(Collection entries)
········
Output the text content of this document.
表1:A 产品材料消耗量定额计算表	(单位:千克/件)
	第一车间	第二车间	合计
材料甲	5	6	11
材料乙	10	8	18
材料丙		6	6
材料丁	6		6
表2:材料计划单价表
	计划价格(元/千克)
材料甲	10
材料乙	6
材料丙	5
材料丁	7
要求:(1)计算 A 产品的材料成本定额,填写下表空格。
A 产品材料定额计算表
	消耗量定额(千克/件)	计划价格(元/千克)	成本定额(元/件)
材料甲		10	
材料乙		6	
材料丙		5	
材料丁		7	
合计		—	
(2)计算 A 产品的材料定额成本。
········
*Exercise instructions*
Print all of the entries exactly as they are written.

*Complete output*
Output the text content of this document.
表1:A 产品材料消耗量定额计算表	(单位:千克/件)
	第一车间	第二车间	合计
材料甲	5	6	11
材料乙	10	8	18
材料丙		6	6
材料丁	6		6
表2:材料计划单价表
	计划价格(元/千克)
材料甲	10
材料乙	6
材料丙	5
材料丁	7
要求:(1)计算 A 产品的材料成本定额,填写下表空格。
A 产品材料定额计算表
	消耗量定额(千克/件)	计划价格(元/千克)	成本定额(元/件)
材料甲		10	
材料乙		6	
材料丙		5	
材料丁		7	
合计		—	
(2)计算 A 产品的材料定额成本。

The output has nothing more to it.